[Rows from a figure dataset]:
══════

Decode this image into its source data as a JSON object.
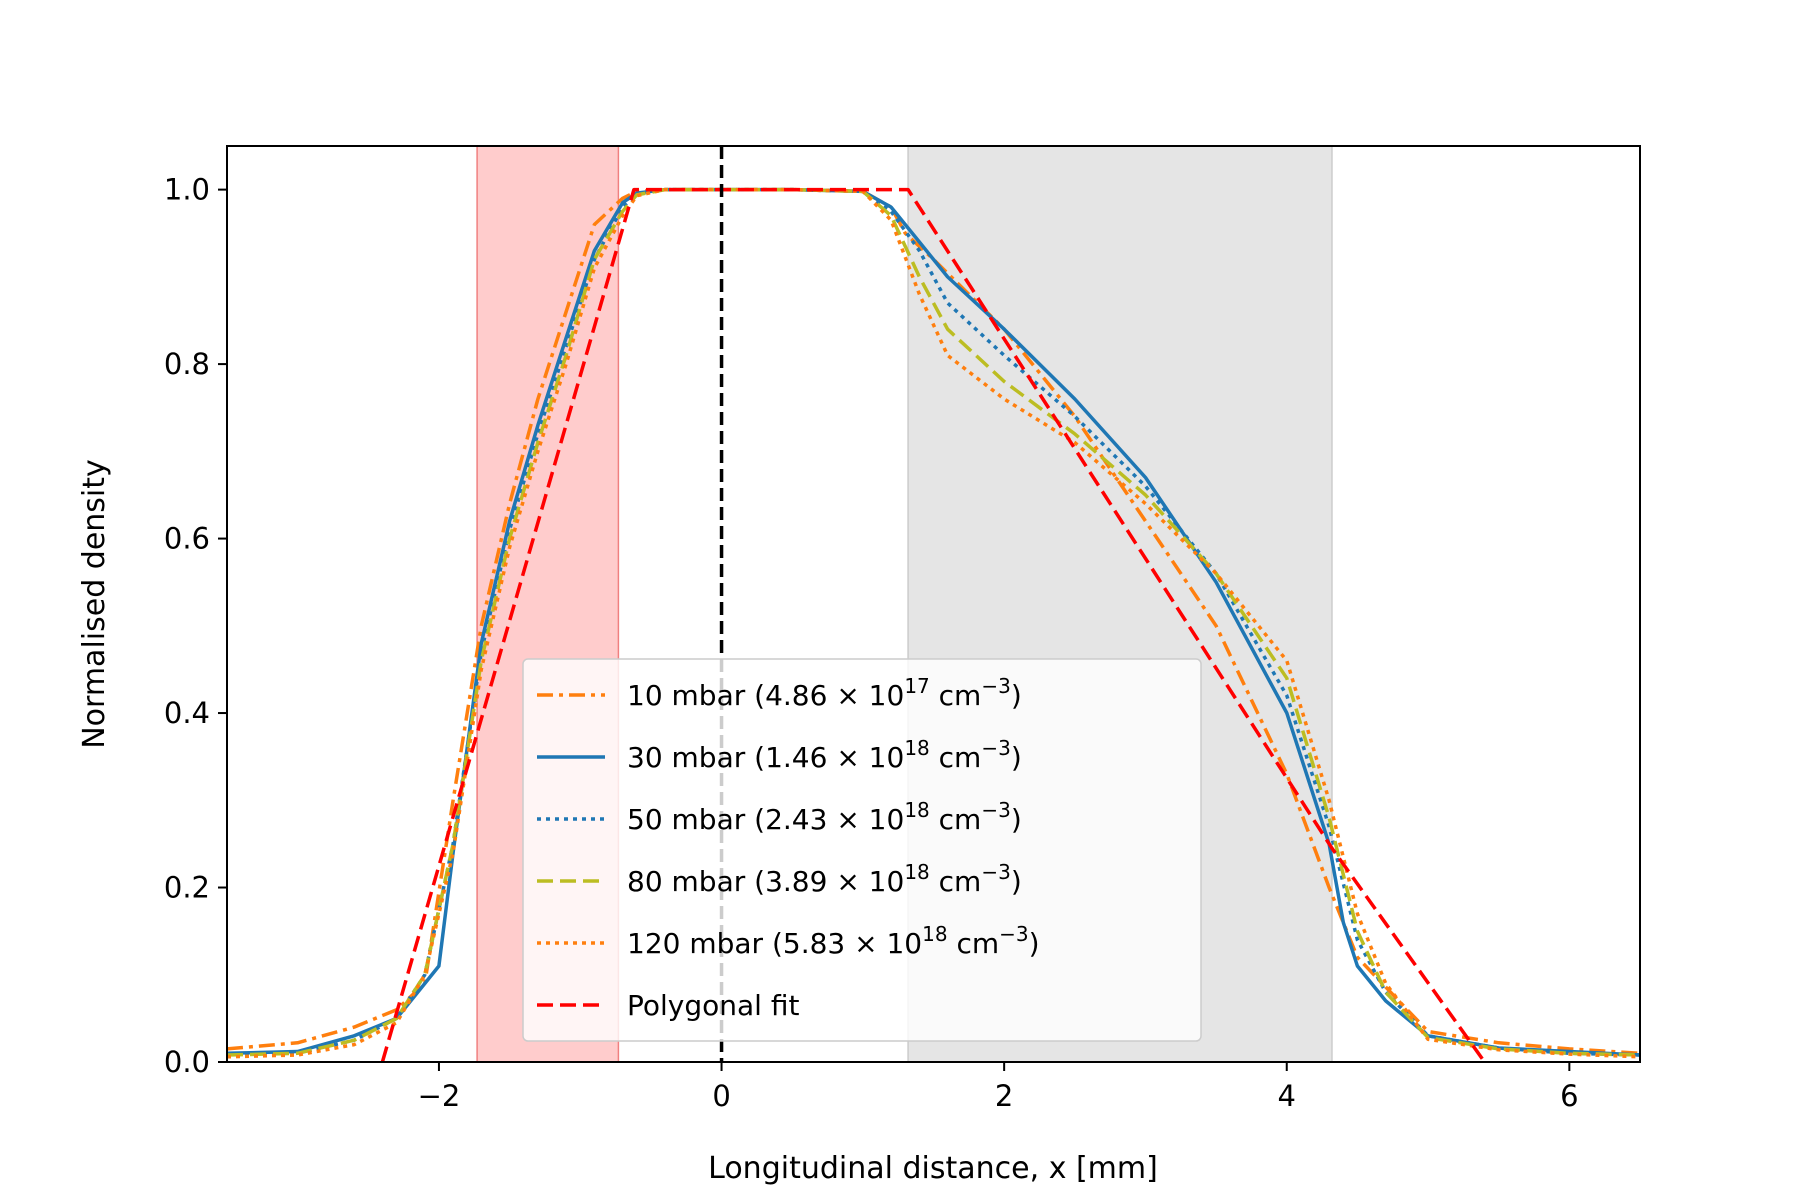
{
  "chart_data": {
    "type": "line",
    "title": "",
    "xlabel": "Longitudinal distance, x [mm]",
    "ylabel": "Normalised density",
    "xlim": [
      -3.5,
      6.5
    ],
    "ylim": [
      0.0,
      1.05
    ],
    "xticks": [
      -2,
      0,
      2,
      4,
      6
    ],
    "xtick_labels": [
      "−2",
      "0",
      "2",
      "4",
      "6"
    ],
    "yticks": [
      0.0,
      0.2,
      0.4,
      0.6,
      0.8,
      1.0
    ],
    "ytick_labels": [
      "0.0",
      "0.2",
      "0.4",
      "0.6",
      "0.8",
      "1.0"
    ],
    "grid": false,
    "legend_position": "lower-center",
    "shaded_regions": [
      {
        "x_start": -1.73,
        "x_end": -0.73,
        "fill": "#ffcccc",
        "edge": "#f08080"
      },
      {
        "x_start": 1.32,
        "x_end": 4.32,
        "fill": "#e5e5e5",
        "edge": "#cccccc"
      }
    ],
    "vertical_line": {
      "x": 0,
      "color": "#000000",
      "style": "dashed"
    },
    "series": [
      {
        "name": "10 mbar (4.86 × 10^17 cm^−3)",
        "legend_main": "10 mbar (4.86 × 10",
        "legend_exp": "17",
        "legend_unit": " cm",
        "legend_unit_exp": "−3",
        "legend_close": ")",
        "color": "#ff7f0e",
        "style": "dashdot",
        "x": [
          -3.5,
          -3.0,
          -2.6,
          -2.3,
          -2.1,
          -1.9,
          -1.7,
          -1.5,
          -1.3,
          -1.1,
          -0.9,
          -0.7,
          -0.6,
          -0.4,
          0.0,
          0.5,
          1.0,
          1.2,
          1.3,
          1.5,
          2.0,
          2.5,
          3.0,
          3.5,
          4.0,
          4.3,
          4.5,
          5.0,
          5.5,
          6.0,
          6.5
        ],
        "y": [
          0.015,
          0.022,
          0.04,
          0.06,
          0.09,
          0.3,
          0.5,
          0.64,
          0.76,
          0.86,
          0.96,
          0.99,
          0.998,
          1.0,
          1.0,
          1.0,
          0.998,
          0.98,
          0.95,
          0.92,
          0.84,
          0.74,
          0.62,
          0.5,
          0.33,
          0.2,
          0.12,
          0.035,
          0.022,
          0.015,
          0.01
        ]
      },
      {
        "name": "30 mbar (1.46 × 10^18 cm^−3)",
        "legend_main": "30 mbar (1.46 × 10",
        "legend_exp": "18",
        "legend_unit": " cm",
        "legend_unit_exp": "−3",
        "legend_close": ")",
        "color": "#1f77b4",
        "style": "solid",
        "x": [
          -3.5,
          -3.0,
          -2.6,
          -2.3,
          -2.1,
          -2.0,
          -1.9,
          -1.7,
          -1.5,
          -1.3,
          -1.1,
          -0.9,
          -0.7,
          -0.6,
          -0.4,
          0.0,
          0.5,
          1.0,
          1.2,
          1.4,
          1.6,
          2.0,
          2.5,
          3.0,
          3.5,
          4.0,
          4.3,
          4.4,
          4.5,
          4.7,
          5.0,
          5.5,
          6.0,
          6.5
        ],
        "y": [
          0.01,
          0.012,
          0.03,
          0.05,
          0.09,
          0.11,
          0.24,
          0.48,
          0.62,
          0.73,
          0.83,
          0.93,
          0.985,
          0.996,
          1.0,
          1.0,
          1.0,
          0.998,
          0.98,
          0.94,
          0.9,
          0.84,
          0.76,
          0.67,
          0.55,
          0.4,
          0.25,
          0.16,
          0.11,
          0.07,
          0.03,
          0.016,
          0.012,
          0.008
        ]
      },
      {
        "name": "50 mbar (2.43 × 10^18 cm^−3)",
        "legend_main": "50 mbar (2.43 × 10",
        "legend_exp": "18",
        "legend_unit": " cm",
        "legend_unit_exp": "−3",
        "legend_close": ")",
        "color": "#1f77b4",
        "style": "dotted",
        "x": [
          -3.5,
          -3.0,
          -2.6,
          -2.3,
          -2.1,
          -1.9,
          -1.7,
          -1.5,
          -1.3,
          -1.1,
          -0.9,
          -0.7,
          -0.6,
          -0.4,
          0.0,
          0.5,
          1.0,
          1.2,
          1.4,
          1.6,
          2.0,
          2.5,
          3.0,
          3.5,
          4.0,
          4.3,
          4.5,
          4.7,
          5.0,
          5.5,
          6.0,
          6.5
        ],
        "y": [
          0.008,
          0.01,
          0.025,
          0.05,
          0.1,
          0.25,
          0.47,
          0.61,
          0.72,
          0.82,
          0.92,
          0.98,
          0.995,
          1.0,
          1.0,
          1.0,
          0.998,
          0.975,
          0.93,
          0.87,
          0.81,
          0.74,
          0.66,
          0.56,
          0.42,
          0.27,
          0.14,
          0.08,
          0.03,
          0.016,
          0.01,
          0.008
        ]
      },
      {
        "name": "80 mbar (3.89 × 10^18 cm^−3)",
        "legend_main": "80 mbar (3.89 × 10",
        "legend_exp": "18",
        "legend_unit": " cm",
        "legend_unit_exp": "−3",
        "legend_close": ")",
        "color": "#bcbd22",
        "style": "dashed",
        "x": [
          -3.5,
          -3.0,
          -2.6,
          -2.3,
          -2.1,
          -1.9,
          -1.7,
          -1.5,
          -1.3,
          -1.1,
          -0.9,
          -0.7,
          -0.6,
          -0.4,
          0.0,
          0.5,
          1.0,
          1.2,
          1.4,
          1.6,
          2.0,
          2.5,
          3.0,
          3.5,
          4.0,
          4.3,
          4.5,
          4.7,
          5.0,
          5.5,
          6.0,
          6.5
        ],
        "y": [
          0.008,
          0.01,
          0.025,
          0.05,
          0.1,
          0.25,
          0.46,
          0.6,
          0.71,
          0.81,
          0.92,
          0.975,
          0.994,
          1.0,
          1.0,
          1.0,
          0.998,
          0.97,
          0.9,
          0.84,
          0.78,
          0.72,
          0.65,
          0.56,
          0.44,
          0.28,
          0.15,
          0.08,
          0.028,
          0.015,
          0.01,
          0.008
        ]
      },
      {
        "name": "120 mbar (5.83 × 10^18 cm^−3)",
        "legend_main": "120 mbar (5.83 × 10",
        "legend_exp": "18",
        "legend_unit": " cm",
        "legend_unit_exp": "−3",
        "legend_close": ")",
        "color": "#ff7f0e",
        "style": "dotted",
        "x": [
          -3.5,
          -3.0,
          -2.6,
          -2.3,
          -2.1,
          -1.9,
          -1.7,
          -1.5,
          -1.3,
          -1.1,
          -0.9,
          -0.7,
          -0.6,
          -0.4,
          0.0,
          0.5,
          1.0,
          1.2,
          1.4,
          1.6,
          2.0,
          2.5,
          3.0,
          3.5,
          4.0,
          4.3,
          4.5,
          4.7,
          5.0,
          5.5,
          6.0,
          6.5
        ],
        "y": [
          0.006,
          0.008,
          0.02,
          0.045,
          0.1,
          0.24,
          0.45,
          0.59,
          0.7,
          0.8,
          0.91,
          0.97,
          0.993,
          1.0,
          1.0,
          1.0,
          0.998,
          0.965,
          0.88,
          0.81,
          0.76,
          0.71,
          0.64,
          0.56,
          0.46,
          0.3,
          0.17,
          0.09,
          0.026,
          0.014,
          0.009,
          0.006
        ]
      },
      {
        "name": "Polygonal fit",
        "legend_main": "Polygonal fit",
        "legend_exp": "",
        "legend_unit": "",
        "legend_unit_exp": "",
        "legend_close": "",
        "color": "#ff0000",
        "style": "dashed",
        "x": [
          -2.4,
          -0.62,
          1.2,
          1.32,
          4.32,
          5.4
        ],
        "y": [
          0.0,
          1.0,
          1.0,
          1.0,
          0.245,
          0.0
        ]
      }
    ]
  }
}
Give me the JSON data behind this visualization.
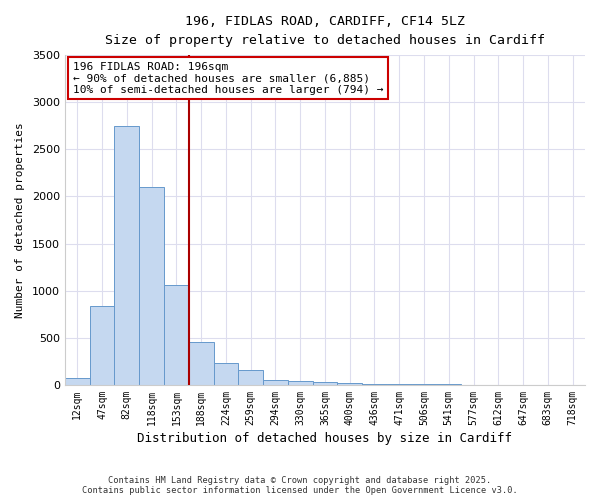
{
  "title_line1": "196, FIDLAS ROAD, CARDIFF, CF14 5LZ",
  "title_line2": "Size of property relative to detached houses in Cardiff",
  "xlabel": "Distribution of detached houses by size in Cardiff",
  "ylabel": "Number of detached properties",
  "categories": [
    "12sqm",
    "47sqm",
    "82sqm",
    "118sqm",
    "153sqm",
    "188sqm",
    "224sqm",
    "259sqm",
    "294sqm",
    "330sqm",
    "365sqm",
    "400sqm",
    "436sqm",
    "471sqm",
    "506sqm",
    "541sqm",
    "577sqm",
    "612sqm",
    "647sqm",
    "683sqm",
    "718sqm"
  ],
  "values": [
    75,
    840,
    2750,
    2100,
    1060,
    460,
    230,
    160,
    55,
    40,
    30,
    20,
    15,
    10,
    5,
    5,
    3,
    2,
    2,
    1,
    1
  ],
  "bar_color": "#c5d8f0",
  "bar_edge_color": "#6699cc",
  "vline_x": 4.5,
  "vline_color": "#aa0000",
  "annotation_text": "196 FIDLAS ROAD: 196sqm\n← 90% of detached houses are smaller (6,885)\n10% of semi-detached houses are larger (794) →",
  "annotation_box_color": "#ffffff",
  "annotation_box_edge": "#cc0000",
  "ylim": [
    0,
    3500
  ],
  "yticks": [
    0,
    500,
    1000,
    1500,
    2000,
    2500,
    3000,
    3500
  ],
  "footer_line1": "Contains HM Land Registry data © Crown copyright and database right 2025.",
  "footer_line2": "Contains public sector information licensed under the Open Government Licence v3.0.",
  "bg_color": "#ffffff",
  "plot_bg_color": "#ffffff"
}
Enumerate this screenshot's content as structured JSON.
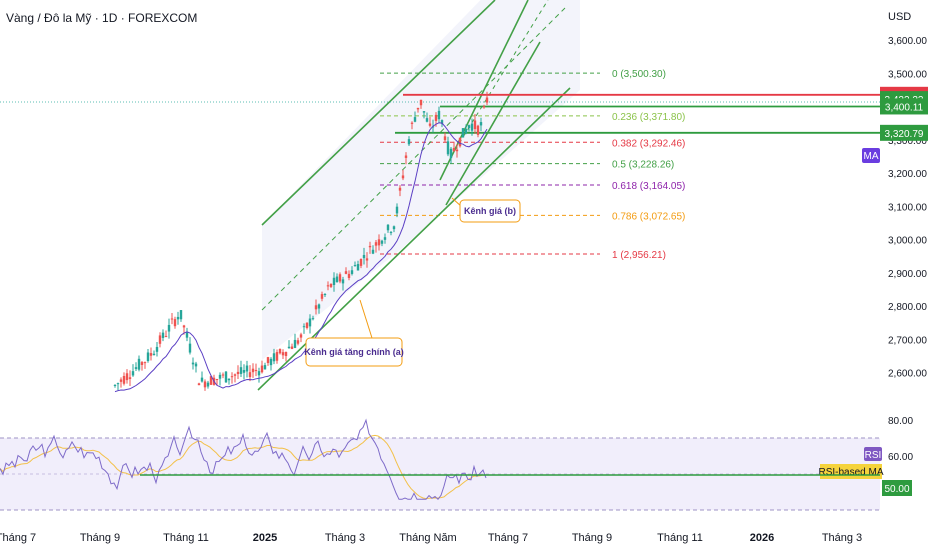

══════

[Exercise]: Look through the material and copy each line that has "Contains".

[Solution for this task]:
  "footer_line1": "Contains HM Land Registry data © Crown copyright and database right 2025.",
  "footer_line2": "Contains public sector information licensed under the Open Government Licence v3.0.",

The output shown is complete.